═════ INPUT DATA ═════

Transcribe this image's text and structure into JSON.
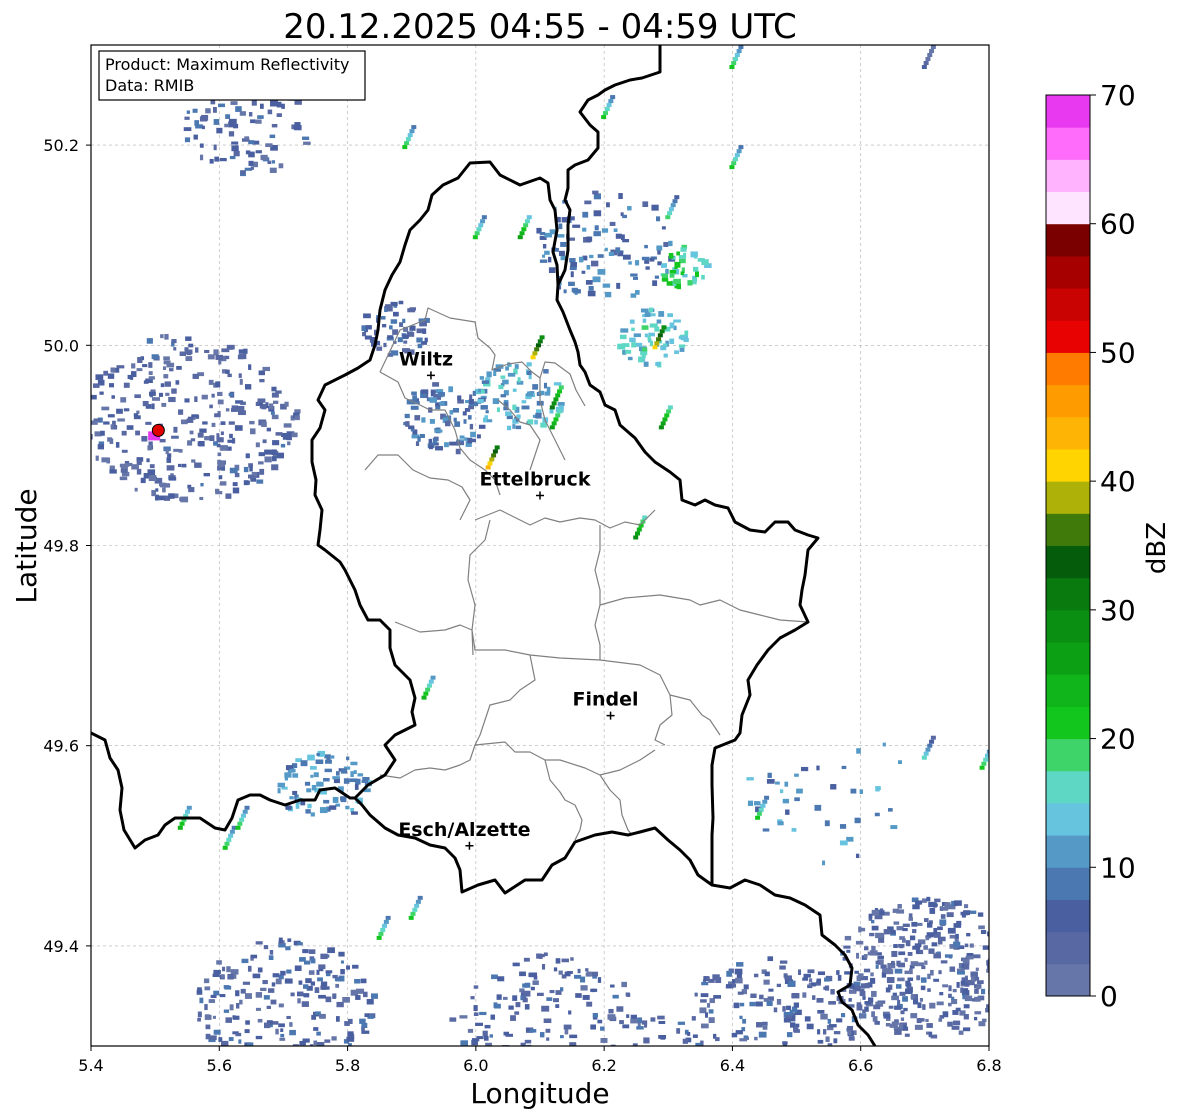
{
  "title": "20.12.2025 04:55 - 04:59 UTC",
  "info_box": {
    "product": "Product: Maximum Reflectivity",
    "data": "Data: RMIB"
  },
  "x_axis": {
    "label": "Longitude",
    "range": [
      5.4,
      6.8
    ],
    "ticks": [
      "5.4",
      "5.6",
      "5.8",
      "6.0",
      "6.2",
      "6.4",
      "6.6",
      "6.8"
    ]
  },
  "y_axis": {
    "label": "Latitude",
    "range": [
      49.3,
      50.3
    ],
    "ticks": [
      "49.4",
      "49.6",
      "49.8",
      "50.0",
      "50.2"
    ]
  },
  "grid": true,
  "colorbar": {
    "label": "dBZ",
    "range": [
      0,
      70
    ],
    "ticks": [
      "0",
      "10",
      "20",
      "30",
      "40",
      "50",
      "60",
      "70"
    ],
    "colors": [
      "#6676a8",
      "#5868a2",
      "#4a5fa0",
      "#4c78b1",
      "#559ac7",
      "#67c4df",
      "#5ed7c4",
      "#3fd46a",
      "#12c61e",
      "#0fb51a",
      "#0ca115",
      "#0b8f12",
      "#087a0e",
      "#055c0a",
      "#3f7a0a",
      "#aeb108",
      "#ffd400",
      "#fdb404",
      "#fe9b00",
      "#ff7b00",
      "#e80202",
      "#c90202",
      "#a60000",
      "#7a0000",
      "#ffe4ff",
      "#ffb3ff",
      "#ff6cfc",
      "#e838f0"
    ]
  },
  "places": [
    {
      "name": "Wiltz",
      "lon": 5.93,
      "lat": 49.97
    },
    {
      "name": "Ettelbruck",
      "lon": 6.1,
      "lat": 49.85
    },
    {
      "name": "Findel",
      "lon": 6.21,
      "lat": 49.63
    },
    {
      "name": "Esch/Alzette",
      "lon": 5.99,
      "lat": 49.5
    }
  ],
  "radar_site": {
    "lon": 5.505,
    "lat": 49.915
  },
  "echo_clusters": [
    {
      "lon": 5.55,
      "lat": 49.93,
      "size": 0.12,
      "n": 320,
      "dbz": 4
    },
    {
      "lon": 5.64,
      "lat": 50.22,
      "size": 0.07,
      "n": 90,
      "dbz": 5
    },
    {
      "lon": 5.87,
      "lat": 50.02,
      "size": 0.04,
      "n": 60,
      "dbz": 6
    },
    {
      "lon": 5.95,
      "lat": 49.93,
      "size": 0.05,
      "n": 90,
      "dbz": 8
    },
    {
      "lon": 6.06,
      "lat": 49.95,
      "size": 0.05,
      "n": 80,
      "dbz": 12
    },
    {
      "lon": 6.2,
      "lat": 50.1,
      "size": 0.08,
      "n": 110,
      "dbz": 8
    },
    {
      "lon": 6.27,
      "lat": 50.01,
      "size": 0.04,
      "n": 60,
      "dbz": 14
    },
    {
      "lon": 6.32,
      "lat": 50.08,
      "size": 0.03,
      "n": 40,
      "dbz": 18
    },
    {
      "lon": 5.76,
      "lat": 49.56,
      "size": 0.05,
      "n": 80,
      "dbz": 10
    },
    {
      "lon": 5.7,
      "lat": 49.34,
      "size": 0.1,
      "n": 220,
      "dbz": 5
    },
    {
      "lon": 6.12,
      "lat": 49.31,
      "size": 0.12,
      "n": 260,
      "dbz": 5
    },
    {
      "lon": 6.45,
      "lat": 49.32,
      "size": 0.1,
      "n": 220,
      "dbz": 5
    },
    {
      "lon": 6.7,
      "lat": 49.38,
      "size": 0.1,
      "n": 360,
      "dbz": 4
    },
    {
      "lon": 6.55,
      "lat": 49.55,
      "size": 0.1,
      "n": 40,
      "dbz": 10
    }
  ],
  "echo_streaks": [
    {
      "lon": 6.4,
      "lat": 50.18,
      "dbz": 22
    },
    {
      "lon": 6.4,
      "lat": 50.28,
      "dbz": 20
    },
    {
      "lon": 6.3,
      "lat": 50.13,
      "dbz": 18
    },
    {
      "lon": 6.28,
      "lat": 50.0,
      "dbz": 42
    },
    {
      "lon": 6.29,
      "lat": 49.92,
      "dbz": 28
    },
    {
      "lon": 6.2,
      "lat": 50.23,
      "dbz": 20
    },
    {
      "lon": 6.09,
      "lat": 49.99,
      "dbz": 40
    },
    {
      "lon": 6.12,
      "lat": 49.94,
      "dbz": 30
    },
    {
      "lon": 6.02,
      "lat": 49.88,
      "dbz": 44
    },
    {
      "lon": 6.0,
      "lat": 50.11,
      "dbz": 22
    },
    {
      "lon": 6.07,
      "lat": 50.11,
      "dbz": 26
    },
    {
      "lon": 6.12,
      "lat": 49.92,
      "dbz": 26
    },
    {
      "lon": 6.25,
      "lat": 49.81,
      "dbz": 28
    },
    {
      "lon": 5.61,
      "lat": 49.5,
      "dbz": 20
    },
    {
      "lon": 5.54,
      "lat": 49.52,
      "dbz": 24
    },
    {
      "lon": 5.63,
      "lat": 49.52,
      "dbz": 22
    },
    {
      "lon": 5.92,
      "lat": 49.65,
      "dbz": 24
    },
    {
      "lon": 5.85,
      "lat": 49.41,
      "dbz": 22
    },
    {
      "lon": 5.9,
      "lat": 49.43,
      "dbz": 20
    },
    {
      "lon": 6.44,
      "lat": 49.53,
      "dbz": 20
    },
    {
      "lon": 6.7,
      "lat": 49.59,
      "dbz": 16
    },
    {
      "lon": 6.79,
      "lat": 49.58,
      "dbz": 22
    },
    {
      "lon": 6.7,
      "lat": 50.28,
      "dbz": 6
    },
    {
      "lon": 5.89,
      "lat": 50.2,
      "dbz": 22
    }
  ],
  "site_echo": {
    "lon": 5.5,
    "lat": 49.91,
    "dbz": 68
  }
}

═════

WHAT YOU ARE ASKED TO DO:
Of the lines in this listing, how many contain "name"? Reply with the number and nothing more.

FULL RESPONSE:
4